AVAILABLE DATA:

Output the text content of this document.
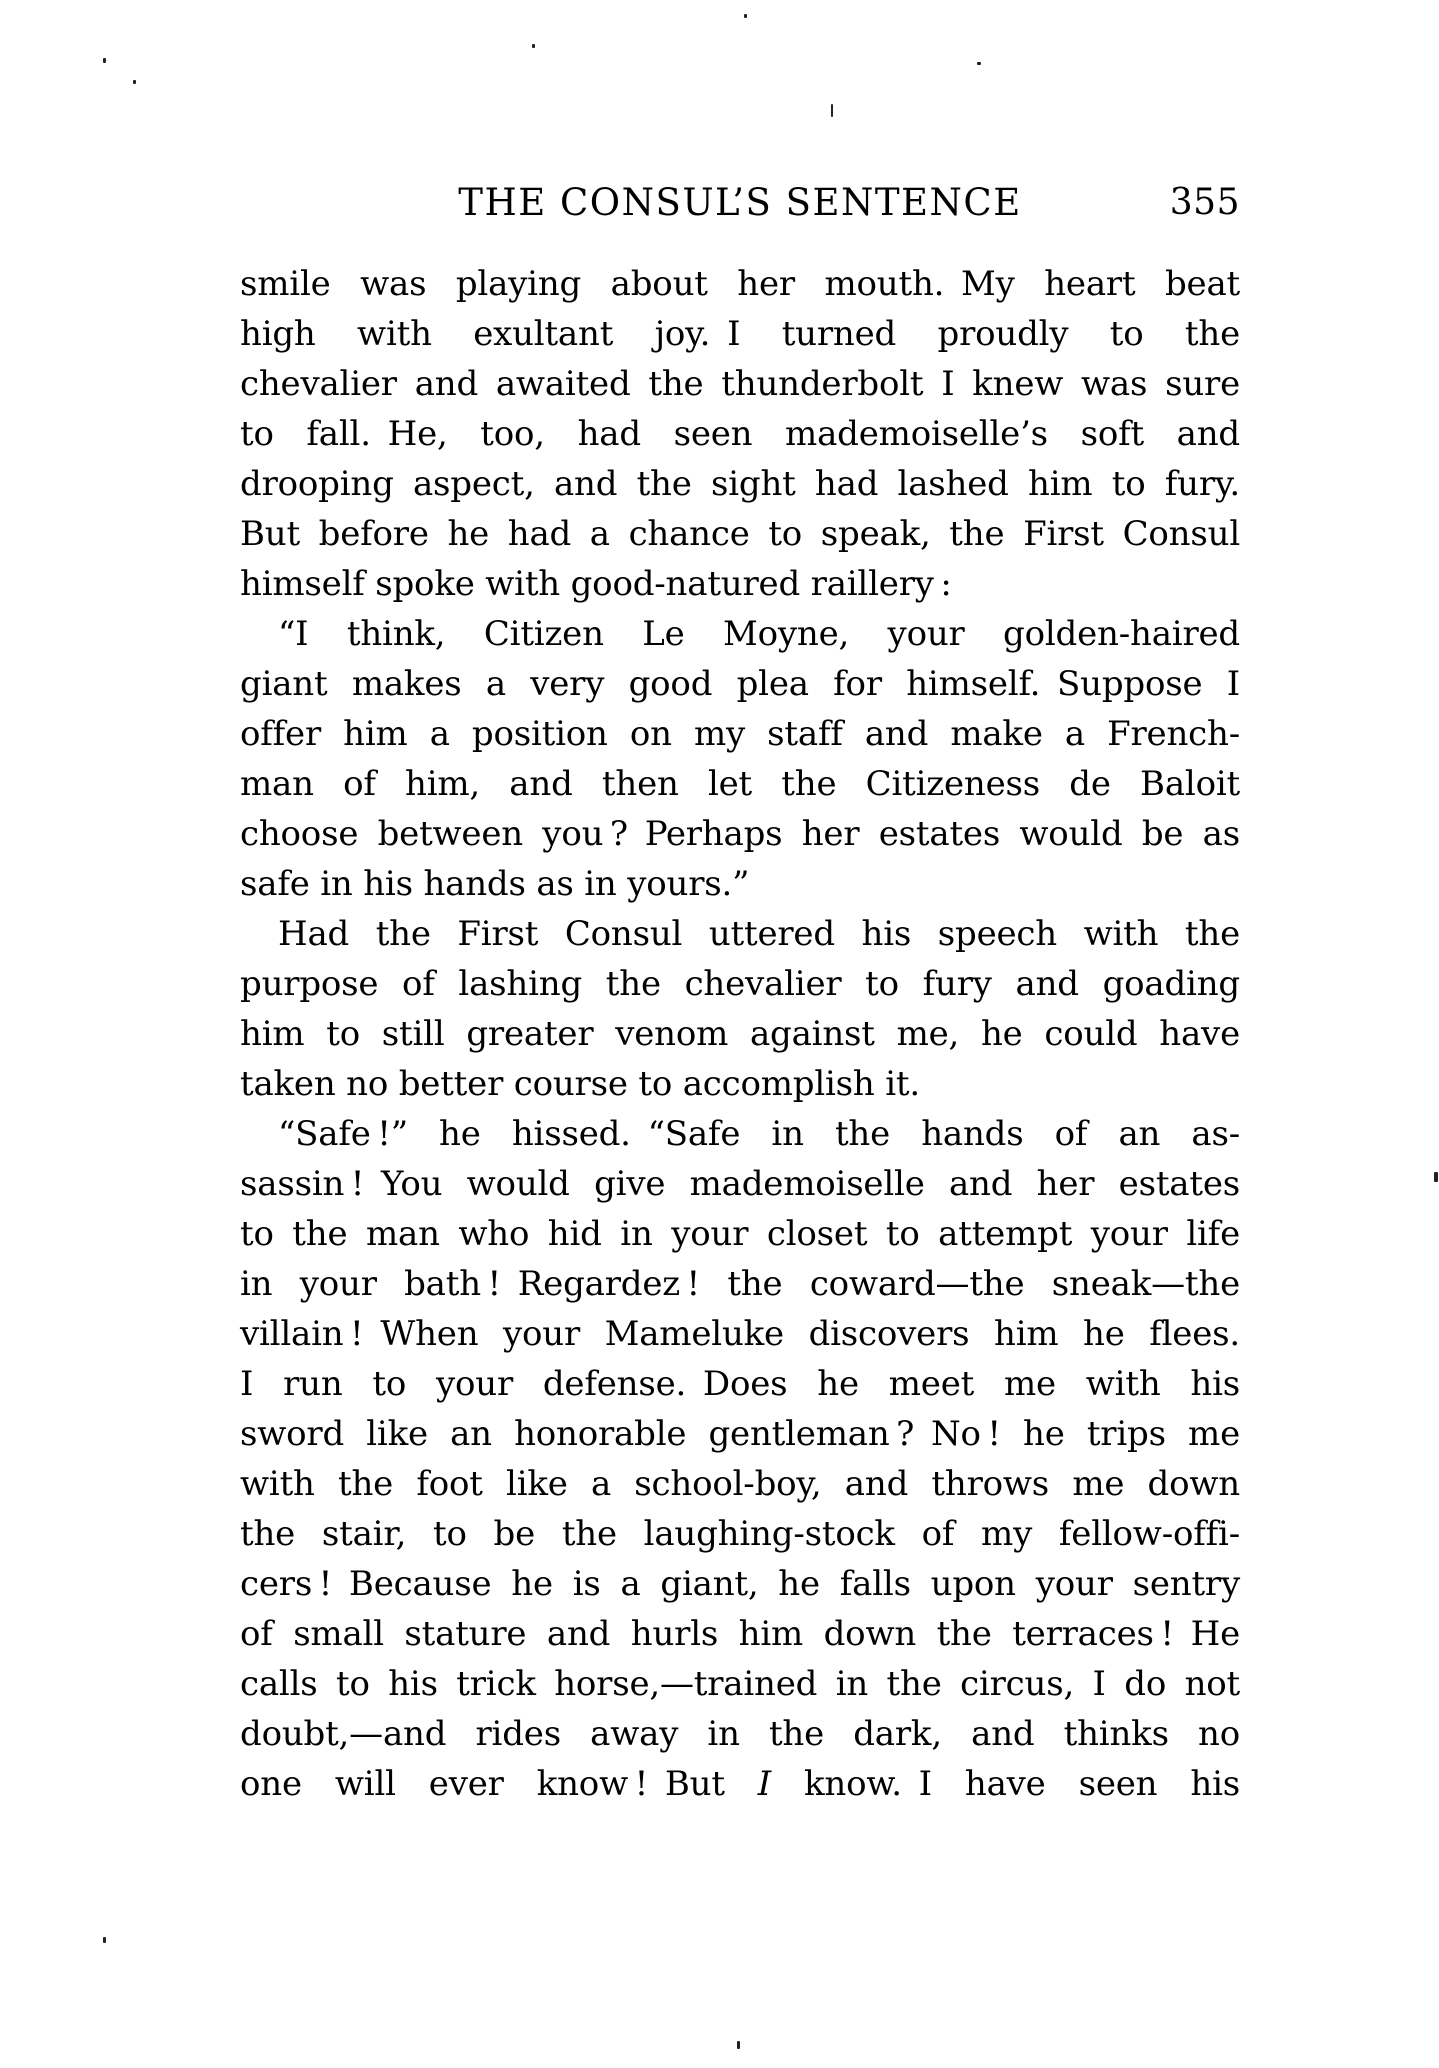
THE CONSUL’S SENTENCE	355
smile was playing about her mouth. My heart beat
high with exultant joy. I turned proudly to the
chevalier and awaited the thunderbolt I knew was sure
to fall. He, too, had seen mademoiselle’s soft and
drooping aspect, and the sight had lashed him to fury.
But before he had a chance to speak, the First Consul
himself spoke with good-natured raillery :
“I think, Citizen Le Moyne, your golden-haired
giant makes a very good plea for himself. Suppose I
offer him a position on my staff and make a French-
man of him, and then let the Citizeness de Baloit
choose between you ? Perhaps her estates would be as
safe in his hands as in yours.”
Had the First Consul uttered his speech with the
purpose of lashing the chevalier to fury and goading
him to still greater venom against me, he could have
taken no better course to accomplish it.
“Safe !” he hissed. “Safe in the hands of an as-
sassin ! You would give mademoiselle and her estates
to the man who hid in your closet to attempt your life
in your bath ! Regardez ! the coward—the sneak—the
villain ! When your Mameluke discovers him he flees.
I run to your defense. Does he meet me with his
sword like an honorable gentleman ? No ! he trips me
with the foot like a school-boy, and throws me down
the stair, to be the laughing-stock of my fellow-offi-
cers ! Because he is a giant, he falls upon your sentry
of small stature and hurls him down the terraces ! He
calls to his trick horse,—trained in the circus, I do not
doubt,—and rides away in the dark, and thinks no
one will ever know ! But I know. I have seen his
==
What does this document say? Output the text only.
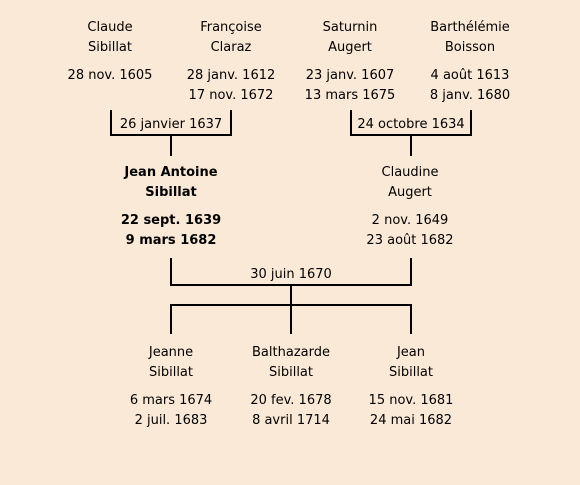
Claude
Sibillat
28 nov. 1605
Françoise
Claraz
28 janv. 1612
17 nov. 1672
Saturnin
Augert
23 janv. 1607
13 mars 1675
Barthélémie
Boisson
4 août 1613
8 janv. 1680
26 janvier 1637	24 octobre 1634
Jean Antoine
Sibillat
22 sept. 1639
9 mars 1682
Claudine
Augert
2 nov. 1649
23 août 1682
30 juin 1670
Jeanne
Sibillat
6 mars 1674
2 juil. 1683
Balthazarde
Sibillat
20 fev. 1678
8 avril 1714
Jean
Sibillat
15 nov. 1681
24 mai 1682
---
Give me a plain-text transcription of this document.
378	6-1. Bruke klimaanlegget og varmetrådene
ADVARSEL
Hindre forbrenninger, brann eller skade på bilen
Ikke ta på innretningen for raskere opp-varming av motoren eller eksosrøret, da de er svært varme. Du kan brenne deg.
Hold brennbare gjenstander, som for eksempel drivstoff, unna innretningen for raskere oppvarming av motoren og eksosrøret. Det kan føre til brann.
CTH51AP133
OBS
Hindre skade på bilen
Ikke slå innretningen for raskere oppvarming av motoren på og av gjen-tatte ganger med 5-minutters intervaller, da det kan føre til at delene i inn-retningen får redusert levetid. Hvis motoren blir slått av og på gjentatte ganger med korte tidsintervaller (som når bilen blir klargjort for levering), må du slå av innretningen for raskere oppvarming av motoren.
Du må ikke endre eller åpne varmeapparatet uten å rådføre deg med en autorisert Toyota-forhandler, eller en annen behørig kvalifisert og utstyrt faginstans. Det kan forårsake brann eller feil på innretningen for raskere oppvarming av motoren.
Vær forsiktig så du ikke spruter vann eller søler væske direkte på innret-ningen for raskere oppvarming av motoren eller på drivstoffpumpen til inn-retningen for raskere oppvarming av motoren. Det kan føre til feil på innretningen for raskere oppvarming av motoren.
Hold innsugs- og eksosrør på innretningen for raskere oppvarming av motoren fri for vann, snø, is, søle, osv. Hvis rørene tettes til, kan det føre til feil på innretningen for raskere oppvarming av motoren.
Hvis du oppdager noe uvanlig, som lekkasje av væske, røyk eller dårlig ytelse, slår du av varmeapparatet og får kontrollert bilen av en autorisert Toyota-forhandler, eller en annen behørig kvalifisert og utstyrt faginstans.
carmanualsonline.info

TASK: Above are several records. Count the lines among them that contain "have" and give only the total.

WRITTEN SOLUTION: 2